Dataset entries on figures
--------------------
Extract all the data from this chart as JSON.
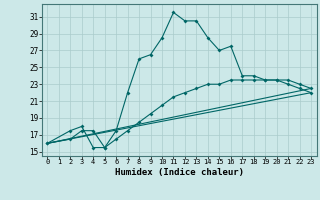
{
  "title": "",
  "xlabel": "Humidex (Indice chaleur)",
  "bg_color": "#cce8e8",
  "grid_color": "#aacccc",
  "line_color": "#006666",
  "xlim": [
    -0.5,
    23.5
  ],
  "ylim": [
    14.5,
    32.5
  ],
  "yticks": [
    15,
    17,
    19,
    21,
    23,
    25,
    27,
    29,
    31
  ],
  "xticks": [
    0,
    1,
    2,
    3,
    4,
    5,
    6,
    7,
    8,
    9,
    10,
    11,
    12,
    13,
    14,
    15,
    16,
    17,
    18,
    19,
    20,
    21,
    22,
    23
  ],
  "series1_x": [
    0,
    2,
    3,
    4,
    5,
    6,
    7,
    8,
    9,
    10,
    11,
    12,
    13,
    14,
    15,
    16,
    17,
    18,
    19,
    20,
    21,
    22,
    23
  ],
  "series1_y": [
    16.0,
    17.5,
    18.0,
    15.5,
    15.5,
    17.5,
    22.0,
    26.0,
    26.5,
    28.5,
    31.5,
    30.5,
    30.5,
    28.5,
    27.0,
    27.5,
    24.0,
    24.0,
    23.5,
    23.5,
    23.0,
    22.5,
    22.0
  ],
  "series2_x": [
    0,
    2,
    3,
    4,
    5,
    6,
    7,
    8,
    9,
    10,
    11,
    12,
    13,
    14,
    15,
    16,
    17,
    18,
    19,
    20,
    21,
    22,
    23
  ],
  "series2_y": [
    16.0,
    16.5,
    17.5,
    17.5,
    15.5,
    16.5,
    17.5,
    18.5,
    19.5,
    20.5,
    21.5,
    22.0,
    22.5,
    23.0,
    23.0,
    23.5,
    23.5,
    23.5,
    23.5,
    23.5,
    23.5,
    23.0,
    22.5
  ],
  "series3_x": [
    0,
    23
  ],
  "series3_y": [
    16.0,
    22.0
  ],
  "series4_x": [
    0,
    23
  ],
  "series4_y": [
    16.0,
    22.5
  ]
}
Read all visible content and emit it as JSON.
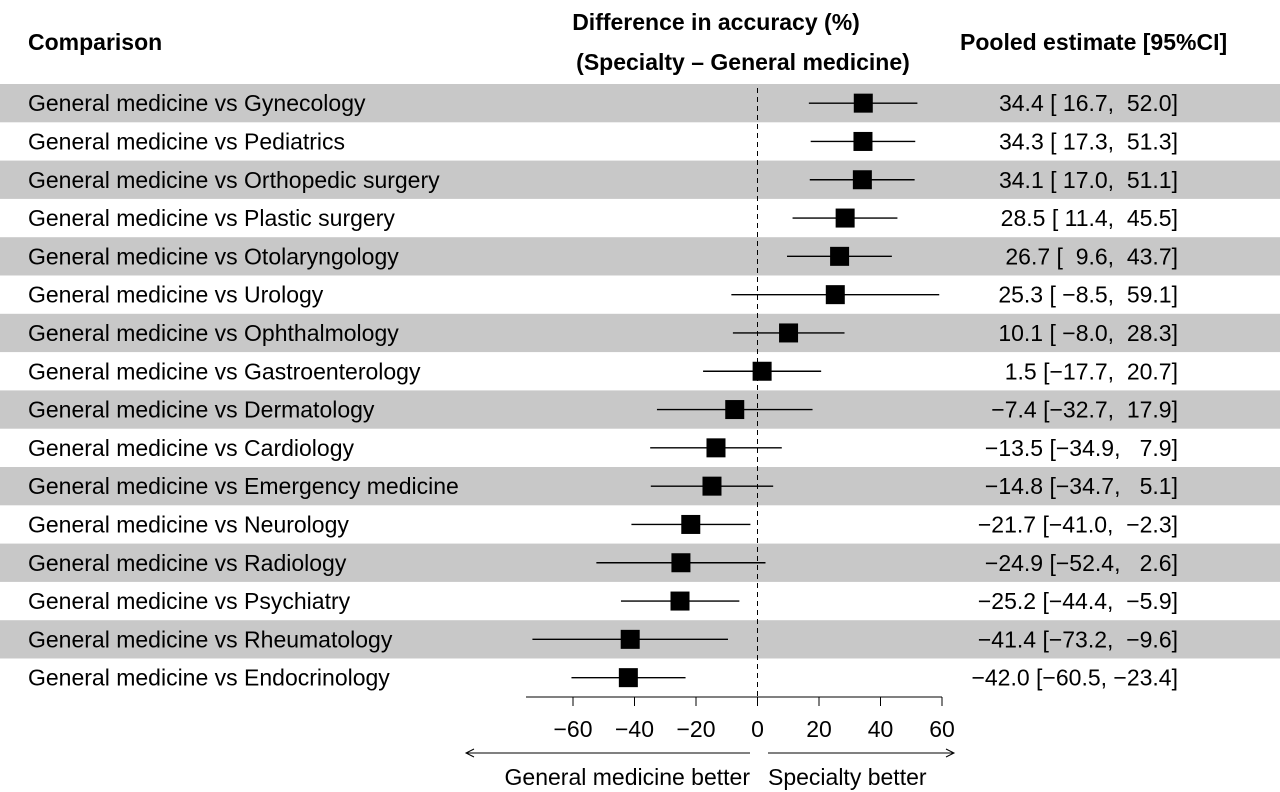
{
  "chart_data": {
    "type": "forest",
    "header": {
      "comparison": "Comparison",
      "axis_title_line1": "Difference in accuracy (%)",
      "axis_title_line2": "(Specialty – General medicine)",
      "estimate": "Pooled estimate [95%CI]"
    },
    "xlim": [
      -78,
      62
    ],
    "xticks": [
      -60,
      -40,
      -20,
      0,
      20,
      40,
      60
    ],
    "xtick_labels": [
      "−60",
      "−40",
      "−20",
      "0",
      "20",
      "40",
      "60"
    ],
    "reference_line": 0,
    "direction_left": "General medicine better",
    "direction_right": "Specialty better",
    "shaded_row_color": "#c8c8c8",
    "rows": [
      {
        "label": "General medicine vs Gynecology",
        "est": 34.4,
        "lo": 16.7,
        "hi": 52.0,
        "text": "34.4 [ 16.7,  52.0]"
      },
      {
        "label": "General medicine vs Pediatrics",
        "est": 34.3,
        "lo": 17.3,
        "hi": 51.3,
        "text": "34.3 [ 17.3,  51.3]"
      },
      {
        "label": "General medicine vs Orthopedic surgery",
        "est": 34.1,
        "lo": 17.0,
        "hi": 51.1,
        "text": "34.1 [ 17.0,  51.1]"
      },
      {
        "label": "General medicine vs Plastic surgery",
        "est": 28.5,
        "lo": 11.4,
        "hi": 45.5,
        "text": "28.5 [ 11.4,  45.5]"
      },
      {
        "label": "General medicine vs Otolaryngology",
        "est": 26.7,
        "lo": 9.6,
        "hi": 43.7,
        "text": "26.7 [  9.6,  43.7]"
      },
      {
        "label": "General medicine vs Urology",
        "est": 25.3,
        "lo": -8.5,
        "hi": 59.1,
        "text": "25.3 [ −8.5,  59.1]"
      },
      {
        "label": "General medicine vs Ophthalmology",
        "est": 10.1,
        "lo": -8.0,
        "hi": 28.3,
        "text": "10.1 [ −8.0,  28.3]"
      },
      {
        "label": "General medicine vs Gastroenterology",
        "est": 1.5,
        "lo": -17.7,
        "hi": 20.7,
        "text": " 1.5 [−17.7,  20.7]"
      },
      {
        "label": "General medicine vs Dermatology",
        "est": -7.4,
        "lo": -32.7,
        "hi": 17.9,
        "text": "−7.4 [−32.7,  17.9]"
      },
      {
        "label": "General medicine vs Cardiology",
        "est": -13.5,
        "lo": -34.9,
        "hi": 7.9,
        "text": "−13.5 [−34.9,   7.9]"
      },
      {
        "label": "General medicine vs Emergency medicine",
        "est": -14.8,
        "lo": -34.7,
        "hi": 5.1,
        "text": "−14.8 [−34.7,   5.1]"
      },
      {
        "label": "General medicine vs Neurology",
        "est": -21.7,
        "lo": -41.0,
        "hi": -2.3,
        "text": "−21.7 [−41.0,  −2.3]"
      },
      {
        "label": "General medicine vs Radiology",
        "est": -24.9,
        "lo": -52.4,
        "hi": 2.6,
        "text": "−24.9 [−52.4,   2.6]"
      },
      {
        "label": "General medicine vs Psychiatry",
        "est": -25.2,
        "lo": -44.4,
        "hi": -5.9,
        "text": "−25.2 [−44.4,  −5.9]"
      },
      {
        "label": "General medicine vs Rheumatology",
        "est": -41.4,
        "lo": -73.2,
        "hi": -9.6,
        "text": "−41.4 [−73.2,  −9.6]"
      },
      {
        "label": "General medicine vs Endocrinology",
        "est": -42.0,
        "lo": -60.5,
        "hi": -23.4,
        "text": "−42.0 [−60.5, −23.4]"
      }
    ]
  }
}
--------------------
Read the lines above. Gather those in which the string "surgery" is found.

        "label": "General medicine vs Orthopedic surgery",
        "label": "General medicine vs Plastic surgery",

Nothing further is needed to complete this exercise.